*Material provided*.
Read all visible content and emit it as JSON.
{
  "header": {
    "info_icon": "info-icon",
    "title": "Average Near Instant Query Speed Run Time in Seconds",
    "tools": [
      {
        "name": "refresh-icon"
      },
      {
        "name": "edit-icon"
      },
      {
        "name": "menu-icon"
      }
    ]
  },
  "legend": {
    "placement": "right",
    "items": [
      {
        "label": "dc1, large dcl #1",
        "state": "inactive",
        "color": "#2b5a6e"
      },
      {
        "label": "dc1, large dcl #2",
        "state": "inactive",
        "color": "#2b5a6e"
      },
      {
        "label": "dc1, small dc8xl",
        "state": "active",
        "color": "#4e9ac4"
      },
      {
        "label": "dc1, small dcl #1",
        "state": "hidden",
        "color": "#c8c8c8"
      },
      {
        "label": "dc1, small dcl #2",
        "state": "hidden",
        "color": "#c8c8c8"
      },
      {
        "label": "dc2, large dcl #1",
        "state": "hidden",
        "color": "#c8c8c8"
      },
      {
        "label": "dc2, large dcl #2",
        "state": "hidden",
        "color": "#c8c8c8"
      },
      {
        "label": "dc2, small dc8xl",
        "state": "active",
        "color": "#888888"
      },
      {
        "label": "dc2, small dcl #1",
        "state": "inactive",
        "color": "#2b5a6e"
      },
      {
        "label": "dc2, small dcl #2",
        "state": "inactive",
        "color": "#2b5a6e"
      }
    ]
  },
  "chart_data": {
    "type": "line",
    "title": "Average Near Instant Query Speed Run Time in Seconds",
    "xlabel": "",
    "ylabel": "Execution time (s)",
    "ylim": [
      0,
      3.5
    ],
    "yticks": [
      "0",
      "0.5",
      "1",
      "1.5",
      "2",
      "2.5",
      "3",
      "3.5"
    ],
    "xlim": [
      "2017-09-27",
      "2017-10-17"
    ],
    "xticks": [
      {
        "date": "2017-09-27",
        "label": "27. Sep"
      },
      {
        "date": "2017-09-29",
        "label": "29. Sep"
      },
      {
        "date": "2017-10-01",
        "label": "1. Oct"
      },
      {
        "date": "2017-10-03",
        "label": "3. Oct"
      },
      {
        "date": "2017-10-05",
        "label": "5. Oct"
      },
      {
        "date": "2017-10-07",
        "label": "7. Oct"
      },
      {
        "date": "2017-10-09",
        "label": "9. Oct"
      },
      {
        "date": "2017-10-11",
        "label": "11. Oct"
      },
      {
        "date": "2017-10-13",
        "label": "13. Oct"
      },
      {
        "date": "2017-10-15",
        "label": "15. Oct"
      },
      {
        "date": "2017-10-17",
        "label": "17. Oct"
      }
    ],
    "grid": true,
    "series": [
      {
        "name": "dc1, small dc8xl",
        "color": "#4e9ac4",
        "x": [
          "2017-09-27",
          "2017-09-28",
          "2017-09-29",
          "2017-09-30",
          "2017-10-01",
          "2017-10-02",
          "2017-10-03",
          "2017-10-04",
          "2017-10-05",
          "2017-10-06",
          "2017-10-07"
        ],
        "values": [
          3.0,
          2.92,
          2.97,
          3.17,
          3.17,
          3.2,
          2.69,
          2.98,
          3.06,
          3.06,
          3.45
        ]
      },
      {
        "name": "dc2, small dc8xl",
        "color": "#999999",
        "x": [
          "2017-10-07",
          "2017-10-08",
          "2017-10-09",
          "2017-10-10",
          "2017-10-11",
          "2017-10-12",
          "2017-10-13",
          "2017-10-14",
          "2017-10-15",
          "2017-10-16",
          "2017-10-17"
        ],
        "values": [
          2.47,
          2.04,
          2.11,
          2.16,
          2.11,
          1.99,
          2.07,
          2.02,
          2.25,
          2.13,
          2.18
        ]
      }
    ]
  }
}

*The problem*. Exactly reproduce every line of the records.

*Problem solution*.
Read all visible content and emit it as JSON.
{
  "header": {
    "info_icon": "info-icon",
    "title": "Average Near Instant Query Speed Run Time in Seconds",
    "tools": [
      {
        "name": "refresh-icon"
      },
      {
        "name": "edit-icon"
      },
      {
        "name": "menu-icon"
      }
    ]
  },
  "legend": {
    "placement": "right",
    "items": [
      {
        "label": "dc1, large dcl #1",
        "state": "inactive",
        "color": "#2b5a6e"
      },
      {
        "label": "dc1, large dcl #2",
        "state": "inactive",
        "color": "#2b5a6e"
      },
      {
        "label": "dc1, small dc8xl",
        "state": "active",
        "color": "#4e9ac4"
      },
      {
        "label": "dc1, small dcl #1",
        "state": "hidden",
        "color": "#c8c8c8"
      },
      {
        "label": "dc1, small dcl #2",
        "state": "hidden",
        "color": "#c8c8c8"
      },
      {
        "label": "dc2, large dcl #1",
        "state": "hidden",
        "color": "#c8c8c8"
      },
      {
        "label": "dc2, large dcl #2",
        "state": "hidden",
        "color": "#c8c8c8"
      },
      {
        "label": "dc2, small dc8xl",
        "state": "active",
        "color": "#888888"
      },
      {
        "label": "dc2, small dcl #1",
        "state": "inactive",
        "color": "#2b5a6e"
      },
      {
        "label": "dc2, small dcl #2",
        "state": "inactive",
        "color": "#2b5a6e"
      }
    ]
  },
  "chart_data": {
    "type": "line",
    "title": "Average Near Instant Query Speed Run Time in Seconds",
    "xlabel": "",
    "ylabel": "Execution time (s)",
    "ylim": [
      0,
      3.5
    ],
    "yticks": [
      "0",
      "0.5",
      "1",
      "1.5",
      "2",
      "2.5",
      "3",
      "3.5"
    ],
    "xlim": [
      "2017-09-27",
      "2017-10-17"
    ],
    "xticks": [
      {
        "date": "2017-09-27",
        "label": "27. Sep"
      },
      {
        "date": "2017-09-29",
        "label": "29. Sep"
      },
      {
        "date": "2017-10-01",
        "label": "1. Oct"
      },
      {
        "date": "2017-10-03",
        "label": "3. Oct"
      },
      {
        "date": "2017-10-05",
        "label": "5. Oct"
      },
      {
        "date": "2017-10-07",
        "label": "7. Oct"
      },
      {
        "date": "2017-10-09",
        "label": "9. Oct"
      },
      {
        "date": "2017-10-11",
        "label": "11. Oct"
      },
      {
        "date": "2017-10-13",
        "label": "13. Oct"
      },
      {
        "date": "2017-10-15",
        "label": "15. Oct"
      },
      {
        "date": "2017-10-17",
        "label": "17. Oct"
      }
    ],
    "grid": true,
    "series": [
      {
        "name": "dc1, small dc8xl",
        "color": "#4e9ac4",
        "x": [
          "2017-09-27",
          "2017-09-28",
          "2017-09-29",
          "2017-09-30",
          "2017-10-01",
          "2017-10-02",
          "2017-10-03",
          "2017-10-04",
          "2017-10-05",
          "2017-10-06",
          "2017-10-07"
        ],
        "values": [
          3.0,
          2.92,
          2.97,
          3.17,
          3.17,
          3.2,
          2.69,
          2.98,
          3.06,
          3.06,
          3.45
        ]
      },
      {
        "name": "dc2, small dc8xl",
        "color": "#999999",
        "x": [
          "2017-10-07",
          "2017-10-08",
          "2017-10-09",
          "2017-10-10",
          "2017-10-11",
          "2017-10-12",
          "2017-10-13",
          "2017-10-14",
          "2017-10-15",
          "2017-10-16",
          "2017-10-17"
        ],
        "values": [
          2.47,
          2.04,
          2.11,
          2.16,
          2.11,
          1.99,
          2.07,
          2.02,
          2.25,
          2.13,
          2.18
        ]
      }
    ]
  }
}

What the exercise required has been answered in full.